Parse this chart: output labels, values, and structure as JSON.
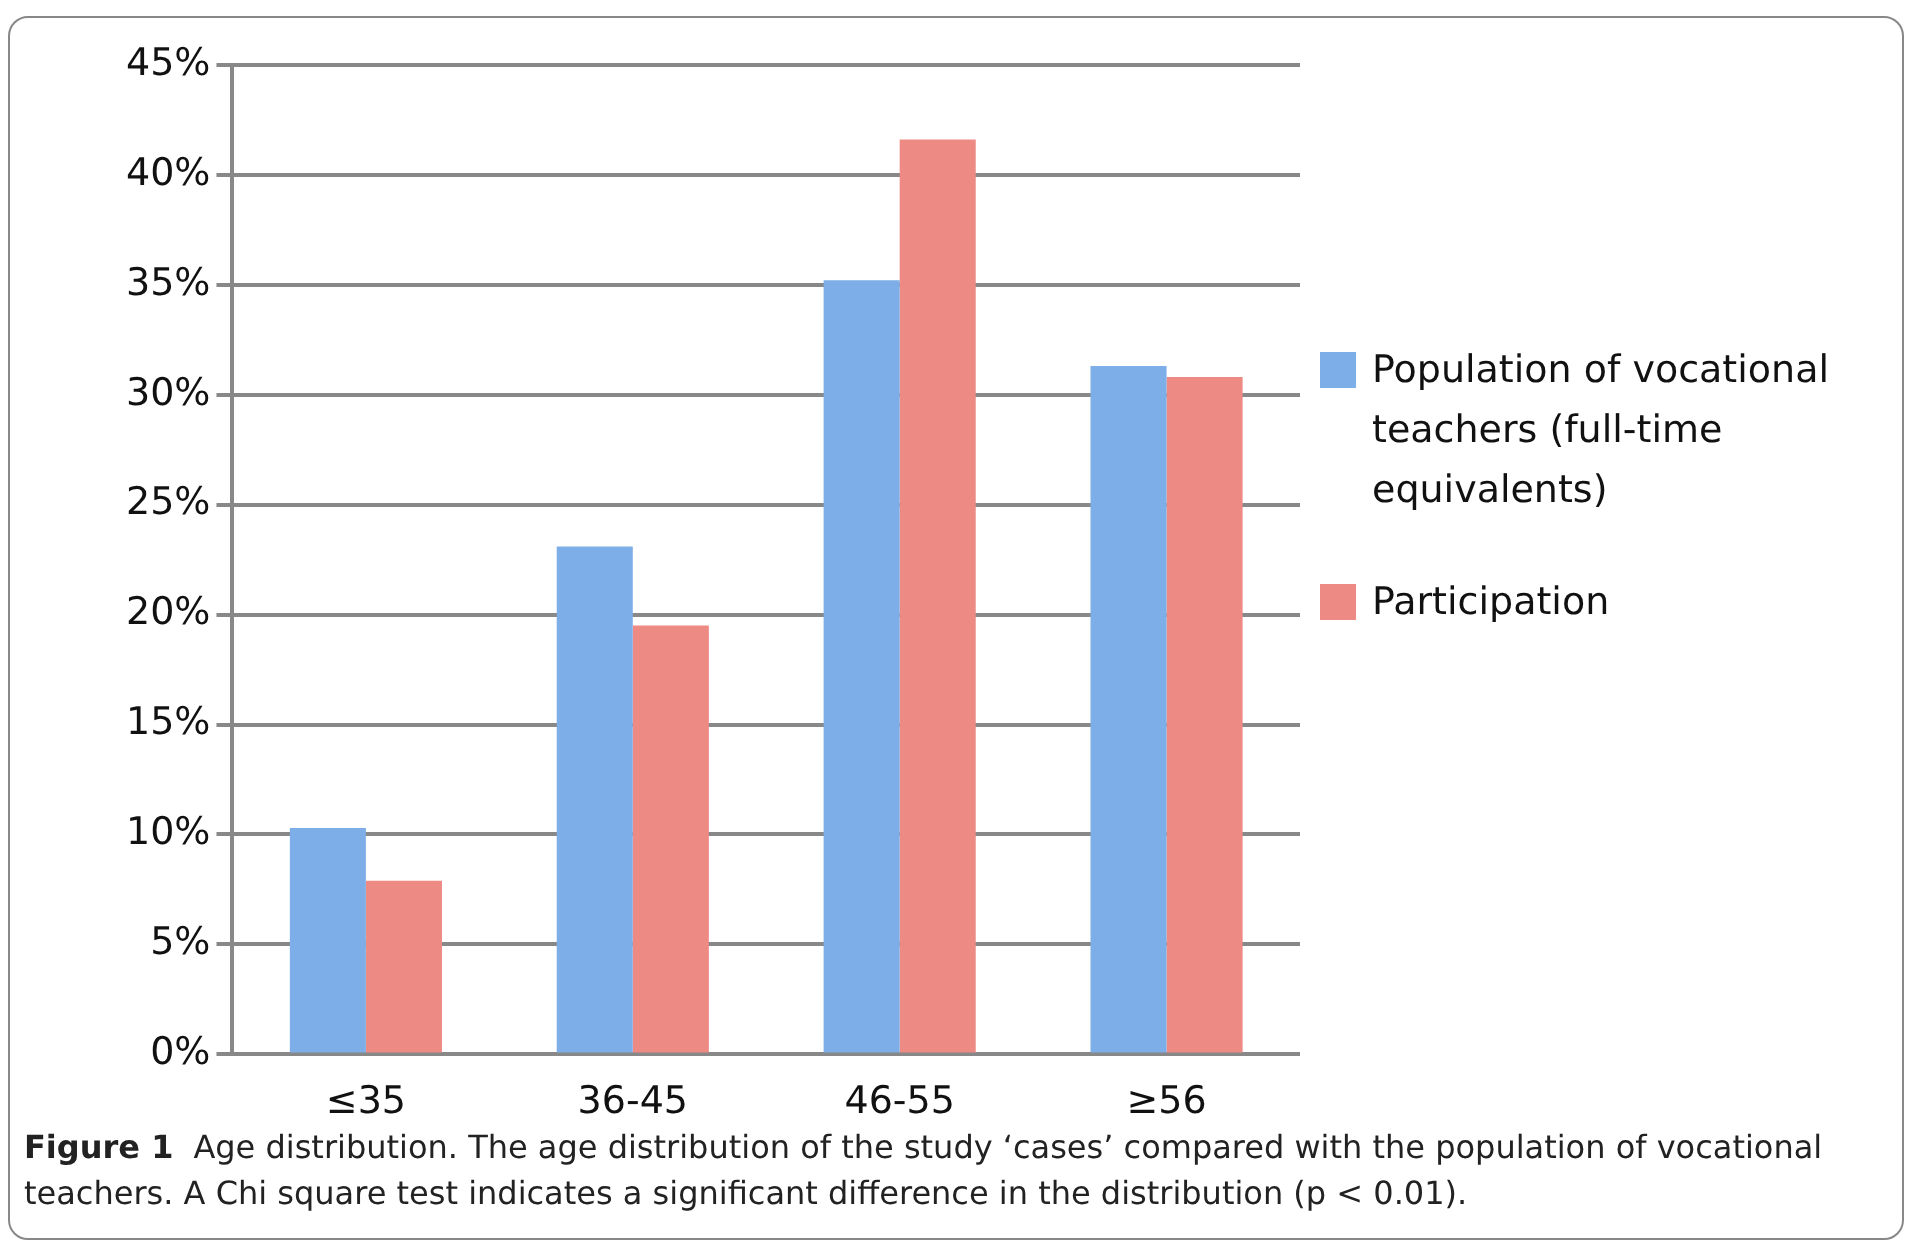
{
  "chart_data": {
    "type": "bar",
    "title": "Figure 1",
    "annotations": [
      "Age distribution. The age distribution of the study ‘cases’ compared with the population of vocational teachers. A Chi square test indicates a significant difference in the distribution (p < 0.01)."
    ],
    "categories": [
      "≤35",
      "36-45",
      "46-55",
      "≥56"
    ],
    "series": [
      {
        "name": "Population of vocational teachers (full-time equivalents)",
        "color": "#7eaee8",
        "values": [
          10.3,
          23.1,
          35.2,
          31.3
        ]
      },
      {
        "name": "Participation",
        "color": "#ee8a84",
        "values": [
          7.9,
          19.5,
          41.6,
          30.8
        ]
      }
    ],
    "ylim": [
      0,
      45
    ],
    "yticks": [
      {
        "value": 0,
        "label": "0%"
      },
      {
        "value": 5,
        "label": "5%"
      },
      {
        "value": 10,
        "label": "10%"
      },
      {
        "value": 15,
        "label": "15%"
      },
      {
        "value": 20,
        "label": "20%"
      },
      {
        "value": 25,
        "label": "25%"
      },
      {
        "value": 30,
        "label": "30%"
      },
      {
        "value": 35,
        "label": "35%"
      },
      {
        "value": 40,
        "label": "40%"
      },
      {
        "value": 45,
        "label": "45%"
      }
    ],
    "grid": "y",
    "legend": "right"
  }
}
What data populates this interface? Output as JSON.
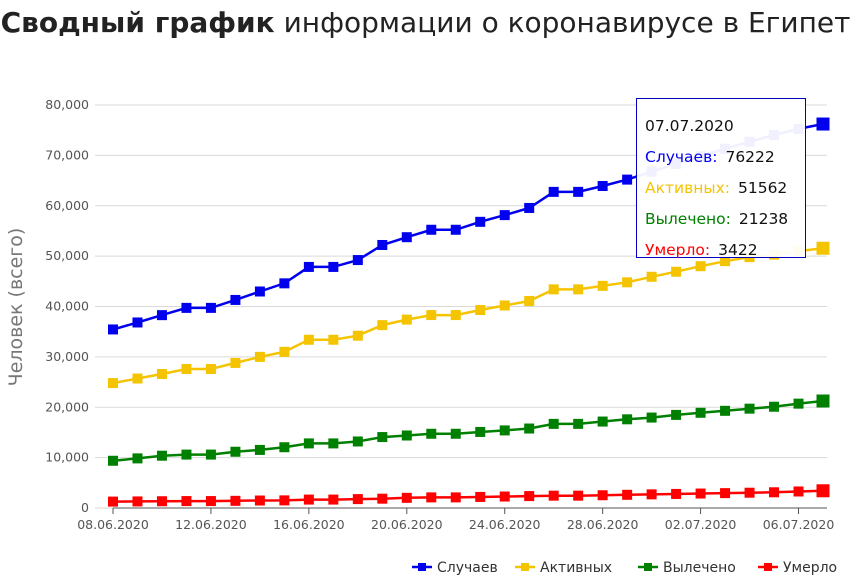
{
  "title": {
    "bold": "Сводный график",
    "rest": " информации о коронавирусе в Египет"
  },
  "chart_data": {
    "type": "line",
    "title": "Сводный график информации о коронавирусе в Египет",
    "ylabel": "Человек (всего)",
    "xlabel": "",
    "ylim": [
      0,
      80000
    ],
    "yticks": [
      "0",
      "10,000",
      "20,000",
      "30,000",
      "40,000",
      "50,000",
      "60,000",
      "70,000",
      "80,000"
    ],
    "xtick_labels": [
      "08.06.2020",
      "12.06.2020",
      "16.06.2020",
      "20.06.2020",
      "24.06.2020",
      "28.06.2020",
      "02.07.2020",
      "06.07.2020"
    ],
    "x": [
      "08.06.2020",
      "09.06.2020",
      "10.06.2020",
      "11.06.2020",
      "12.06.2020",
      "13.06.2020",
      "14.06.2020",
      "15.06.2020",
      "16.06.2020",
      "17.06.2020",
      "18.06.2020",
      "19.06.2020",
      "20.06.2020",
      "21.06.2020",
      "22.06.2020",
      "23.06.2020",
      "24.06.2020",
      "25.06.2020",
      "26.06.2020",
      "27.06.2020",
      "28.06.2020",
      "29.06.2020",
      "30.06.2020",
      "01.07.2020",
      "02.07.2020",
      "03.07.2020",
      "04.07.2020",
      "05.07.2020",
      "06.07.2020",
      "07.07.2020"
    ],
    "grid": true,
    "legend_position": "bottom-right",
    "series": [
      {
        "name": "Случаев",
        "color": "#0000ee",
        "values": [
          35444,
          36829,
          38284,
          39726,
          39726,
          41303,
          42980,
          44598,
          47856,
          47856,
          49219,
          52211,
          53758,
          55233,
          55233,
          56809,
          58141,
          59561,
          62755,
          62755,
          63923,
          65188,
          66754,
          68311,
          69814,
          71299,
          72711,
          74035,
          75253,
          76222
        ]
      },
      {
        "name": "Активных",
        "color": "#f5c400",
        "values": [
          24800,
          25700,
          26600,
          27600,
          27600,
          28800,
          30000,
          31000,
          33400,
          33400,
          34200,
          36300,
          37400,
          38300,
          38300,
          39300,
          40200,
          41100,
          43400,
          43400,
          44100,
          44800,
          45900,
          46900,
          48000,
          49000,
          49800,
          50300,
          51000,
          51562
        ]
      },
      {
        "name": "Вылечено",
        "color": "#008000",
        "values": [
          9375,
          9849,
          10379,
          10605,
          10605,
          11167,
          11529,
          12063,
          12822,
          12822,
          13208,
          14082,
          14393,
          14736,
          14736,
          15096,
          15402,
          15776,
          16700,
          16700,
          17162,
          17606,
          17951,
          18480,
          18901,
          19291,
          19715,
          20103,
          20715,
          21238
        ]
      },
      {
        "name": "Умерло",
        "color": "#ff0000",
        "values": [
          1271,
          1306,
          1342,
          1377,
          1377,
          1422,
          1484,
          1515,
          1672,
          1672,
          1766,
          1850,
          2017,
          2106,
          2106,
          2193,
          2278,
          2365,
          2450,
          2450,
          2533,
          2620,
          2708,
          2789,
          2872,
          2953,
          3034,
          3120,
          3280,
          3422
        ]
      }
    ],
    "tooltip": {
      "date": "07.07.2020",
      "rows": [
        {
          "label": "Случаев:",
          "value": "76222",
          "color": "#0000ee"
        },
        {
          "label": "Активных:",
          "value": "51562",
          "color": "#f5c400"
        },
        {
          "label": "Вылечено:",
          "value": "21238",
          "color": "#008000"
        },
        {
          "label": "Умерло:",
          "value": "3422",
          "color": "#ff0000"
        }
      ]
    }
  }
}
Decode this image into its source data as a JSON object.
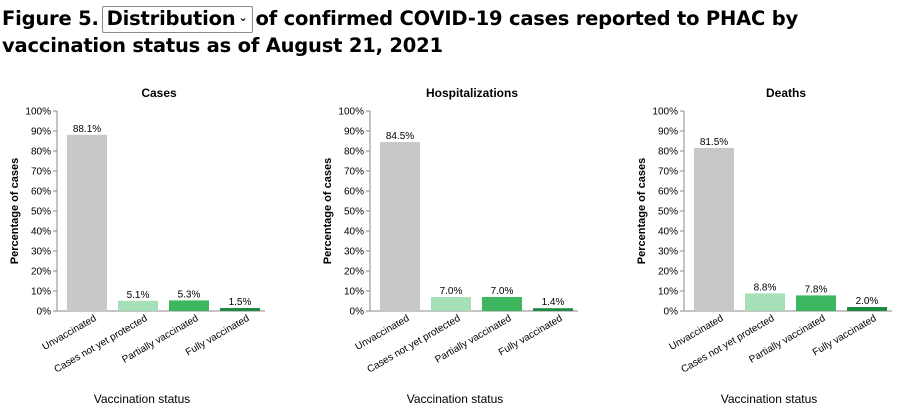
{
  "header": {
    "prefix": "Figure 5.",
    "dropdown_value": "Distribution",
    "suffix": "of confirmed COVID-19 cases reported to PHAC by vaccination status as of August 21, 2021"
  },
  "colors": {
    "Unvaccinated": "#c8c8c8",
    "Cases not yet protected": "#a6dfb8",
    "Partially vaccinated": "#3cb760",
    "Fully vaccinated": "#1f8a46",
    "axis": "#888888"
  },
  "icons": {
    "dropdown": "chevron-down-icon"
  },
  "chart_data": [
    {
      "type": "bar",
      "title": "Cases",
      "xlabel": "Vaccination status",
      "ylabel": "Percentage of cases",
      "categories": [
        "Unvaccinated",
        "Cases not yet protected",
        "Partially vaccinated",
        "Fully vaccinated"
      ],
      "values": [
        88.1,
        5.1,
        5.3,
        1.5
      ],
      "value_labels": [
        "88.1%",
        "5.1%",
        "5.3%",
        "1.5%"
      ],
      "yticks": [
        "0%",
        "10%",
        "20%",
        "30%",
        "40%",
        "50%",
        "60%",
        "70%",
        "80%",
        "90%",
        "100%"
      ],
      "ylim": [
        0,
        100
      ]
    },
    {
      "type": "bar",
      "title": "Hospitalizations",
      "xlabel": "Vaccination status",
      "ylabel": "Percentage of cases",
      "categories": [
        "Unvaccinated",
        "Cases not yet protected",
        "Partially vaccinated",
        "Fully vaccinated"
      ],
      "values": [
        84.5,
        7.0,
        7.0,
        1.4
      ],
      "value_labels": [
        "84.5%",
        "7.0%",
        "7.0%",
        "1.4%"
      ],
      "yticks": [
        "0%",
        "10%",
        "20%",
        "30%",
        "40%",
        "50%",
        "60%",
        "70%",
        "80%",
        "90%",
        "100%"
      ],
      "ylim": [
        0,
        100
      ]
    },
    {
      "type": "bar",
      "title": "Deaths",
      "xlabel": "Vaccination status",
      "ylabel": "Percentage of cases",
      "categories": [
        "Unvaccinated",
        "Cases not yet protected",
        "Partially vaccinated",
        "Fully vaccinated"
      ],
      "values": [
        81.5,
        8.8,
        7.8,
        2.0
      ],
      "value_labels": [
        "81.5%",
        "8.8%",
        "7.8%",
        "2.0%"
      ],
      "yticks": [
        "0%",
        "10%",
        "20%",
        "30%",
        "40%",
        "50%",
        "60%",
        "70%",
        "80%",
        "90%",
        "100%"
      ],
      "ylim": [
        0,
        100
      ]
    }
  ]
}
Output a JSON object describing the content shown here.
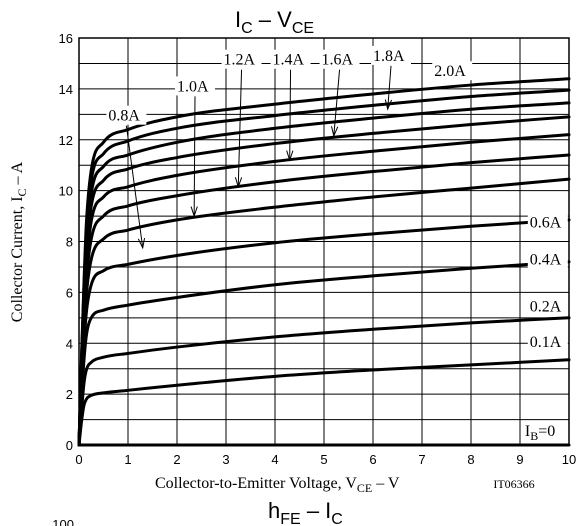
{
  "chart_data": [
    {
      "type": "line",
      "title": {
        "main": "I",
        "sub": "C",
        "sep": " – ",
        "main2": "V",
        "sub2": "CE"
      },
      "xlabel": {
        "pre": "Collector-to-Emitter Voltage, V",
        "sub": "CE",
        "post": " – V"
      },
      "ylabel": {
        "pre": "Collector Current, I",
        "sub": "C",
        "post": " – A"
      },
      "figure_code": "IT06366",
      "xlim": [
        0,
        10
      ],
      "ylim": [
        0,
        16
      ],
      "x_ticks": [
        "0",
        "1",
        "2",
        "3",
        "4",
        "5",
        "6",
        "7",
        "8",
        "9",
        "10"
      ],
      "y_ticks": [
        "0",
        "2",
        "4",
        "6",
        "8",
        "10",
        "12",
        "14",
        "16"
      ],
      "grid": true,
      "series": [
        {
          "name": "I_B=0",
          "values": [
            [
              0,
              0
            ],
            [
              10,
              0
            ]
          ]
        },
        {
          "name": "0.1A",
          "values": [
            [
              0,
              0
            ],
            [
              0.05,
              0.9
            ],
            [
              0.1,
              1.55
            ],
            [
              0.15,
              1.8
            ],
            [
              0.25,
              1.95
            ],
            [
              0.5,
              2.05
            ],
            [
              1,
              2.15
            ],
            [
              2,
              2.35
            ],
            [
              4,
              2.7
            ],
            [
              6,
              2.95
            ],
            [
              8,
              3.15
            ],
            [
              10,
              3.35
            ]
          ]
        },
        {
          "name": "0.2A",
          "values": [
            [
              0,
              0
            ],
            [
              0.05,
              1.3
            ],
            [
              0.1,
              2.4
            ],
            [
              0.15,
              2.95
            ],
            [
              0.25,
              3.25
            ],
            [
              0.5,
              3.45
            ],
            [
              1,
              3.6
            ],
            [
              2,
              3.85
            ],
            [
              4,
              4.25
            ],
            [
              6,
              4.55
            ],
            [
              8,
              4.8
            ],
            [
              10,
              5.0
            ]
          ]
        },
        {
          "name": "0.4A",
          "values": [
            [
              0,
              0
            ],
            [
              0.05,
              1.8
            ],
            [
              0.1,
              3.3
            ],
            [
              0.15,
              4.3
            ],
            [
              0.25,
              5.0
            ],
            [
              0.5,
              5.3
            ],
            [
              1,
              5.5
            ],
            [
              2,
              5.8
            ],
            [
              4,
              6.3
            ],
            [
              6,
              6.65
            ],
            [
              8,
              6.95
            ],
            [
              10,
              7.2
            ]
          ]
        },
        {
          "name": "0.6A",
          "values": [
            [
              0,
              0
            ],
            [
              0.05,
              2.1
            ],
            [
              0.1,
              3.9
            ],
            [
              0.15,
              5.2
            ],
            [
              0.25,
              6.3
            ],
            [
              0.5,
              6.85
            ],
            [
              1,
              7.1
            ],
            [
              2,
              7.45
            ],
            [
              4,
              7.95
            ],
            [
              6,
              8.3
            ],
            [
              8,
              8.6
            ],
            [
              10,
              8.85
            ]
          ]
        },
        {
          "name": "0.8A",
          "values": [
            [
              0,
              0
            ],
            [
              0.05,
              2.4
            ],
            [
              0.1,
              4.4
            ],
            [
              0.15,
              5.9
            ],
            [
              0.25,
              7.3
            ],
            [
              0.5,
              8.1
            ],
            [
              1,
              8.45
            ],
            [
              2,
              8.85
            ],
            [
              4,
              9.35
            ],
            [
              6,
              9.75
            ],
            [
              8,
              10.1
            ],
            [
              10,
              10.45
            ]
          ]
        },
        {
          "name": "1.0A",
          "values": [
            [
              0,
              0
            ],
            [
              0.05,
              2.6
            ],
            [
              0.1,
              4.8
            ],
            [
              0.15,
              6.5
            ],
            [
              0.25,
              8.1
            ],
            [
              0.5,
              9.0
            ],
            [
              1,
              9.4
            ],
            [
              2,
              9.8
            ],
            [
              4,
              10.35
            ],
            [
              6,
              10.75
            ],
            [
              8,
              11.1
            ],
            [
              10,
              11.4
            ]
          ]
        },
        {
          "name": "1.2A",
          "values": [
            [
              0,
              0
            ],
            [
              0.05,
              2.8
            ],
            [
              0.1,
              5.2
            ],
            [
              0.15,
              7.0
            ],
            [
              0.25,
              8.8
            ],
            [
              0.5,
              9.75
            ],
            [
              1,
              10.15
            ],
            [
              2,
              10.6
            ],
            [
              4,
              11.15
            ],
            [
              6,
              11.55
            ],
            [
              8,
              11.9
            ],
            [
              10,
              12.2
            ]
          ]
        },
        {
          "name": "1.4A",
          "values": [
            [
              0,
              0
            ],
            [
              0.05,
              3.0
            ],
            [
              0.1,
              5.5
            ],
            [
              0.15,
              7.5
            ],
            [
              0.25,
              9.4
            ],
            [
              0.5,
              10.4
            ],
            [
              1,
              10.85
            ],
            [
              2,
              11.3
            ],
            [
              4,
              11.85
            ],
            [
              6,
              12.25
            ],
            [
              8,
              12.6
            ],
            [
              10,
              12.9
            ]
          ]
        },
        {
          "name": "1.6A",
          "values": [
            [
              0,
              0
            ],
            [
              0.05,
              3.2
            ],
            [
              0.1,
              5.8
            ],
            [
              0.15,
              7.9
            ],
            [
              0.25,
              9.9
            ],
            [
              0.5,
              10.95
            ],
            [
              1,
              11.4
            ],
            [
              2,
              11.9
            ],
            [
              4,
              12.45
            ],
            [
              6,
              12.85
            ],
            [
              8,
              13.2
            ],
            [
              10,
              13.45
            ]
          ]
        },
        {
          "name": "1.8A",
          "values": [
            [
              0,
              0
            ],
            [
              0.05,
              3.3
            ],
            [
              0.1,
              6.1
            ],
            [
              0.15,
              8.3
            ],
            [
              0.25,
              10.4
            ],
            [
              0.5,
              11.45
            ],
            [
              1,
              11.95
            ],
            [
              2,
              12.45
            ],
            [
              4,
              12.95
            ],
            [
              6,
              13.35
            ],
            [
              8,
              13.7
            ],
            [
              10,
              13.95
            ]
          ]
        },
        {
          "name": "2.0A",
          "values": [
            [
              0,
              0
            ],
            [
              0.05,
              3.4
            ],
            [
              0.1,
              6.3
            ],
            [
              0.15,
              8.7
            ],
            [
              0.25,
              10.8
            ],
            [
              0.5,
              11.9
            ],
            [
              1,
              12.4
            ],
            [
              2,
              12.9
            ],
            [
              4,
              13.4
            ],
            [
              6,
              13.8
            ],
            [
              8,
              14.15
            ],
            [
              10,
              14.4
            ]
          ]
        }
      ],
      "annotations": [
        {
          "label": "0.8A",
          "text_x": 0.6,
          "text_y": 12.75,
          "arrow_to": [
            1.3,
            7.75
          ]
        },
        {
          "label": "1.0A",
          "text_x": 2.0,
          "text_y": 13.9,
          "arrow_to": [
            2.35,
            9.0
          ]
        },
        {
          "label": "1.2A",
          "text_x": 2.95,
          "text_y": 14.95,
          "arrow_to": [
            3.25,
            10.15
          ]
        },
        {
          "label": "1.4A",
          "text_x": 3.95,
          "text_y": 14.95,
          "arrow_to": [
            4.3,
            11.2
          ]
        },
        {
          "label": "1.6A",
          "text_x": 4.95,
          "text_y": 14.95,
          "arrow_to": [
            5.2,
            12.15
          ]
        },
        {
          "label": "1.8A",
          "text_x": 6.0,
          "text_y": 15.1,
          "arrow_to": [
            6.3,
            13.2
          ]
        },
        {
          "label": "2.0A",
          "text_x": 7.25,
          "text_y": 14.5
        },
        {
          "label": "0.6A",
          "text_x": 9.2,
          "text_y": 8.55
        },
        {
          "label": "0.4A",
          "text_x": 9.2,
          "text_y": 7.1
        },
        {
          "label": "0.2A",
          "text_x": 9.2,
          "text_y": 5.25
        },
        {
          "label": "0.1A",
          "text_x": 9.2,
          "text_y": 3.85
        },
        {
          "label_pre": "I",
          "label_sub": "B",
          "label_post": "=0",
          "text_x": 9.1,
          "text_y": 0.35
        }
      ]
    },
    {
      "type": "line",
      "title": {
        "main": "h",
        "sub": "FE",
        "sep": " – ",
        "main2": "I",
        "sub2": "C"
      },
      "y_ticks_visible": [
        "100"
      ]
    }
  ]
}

==============================

What to do: Your task is to collect every line above that contains the word "информации".

Written answer:
    "rest": " информации о коронавирусе в Египет"
    "title": "Сводный график информации о коронавирусе в Египет",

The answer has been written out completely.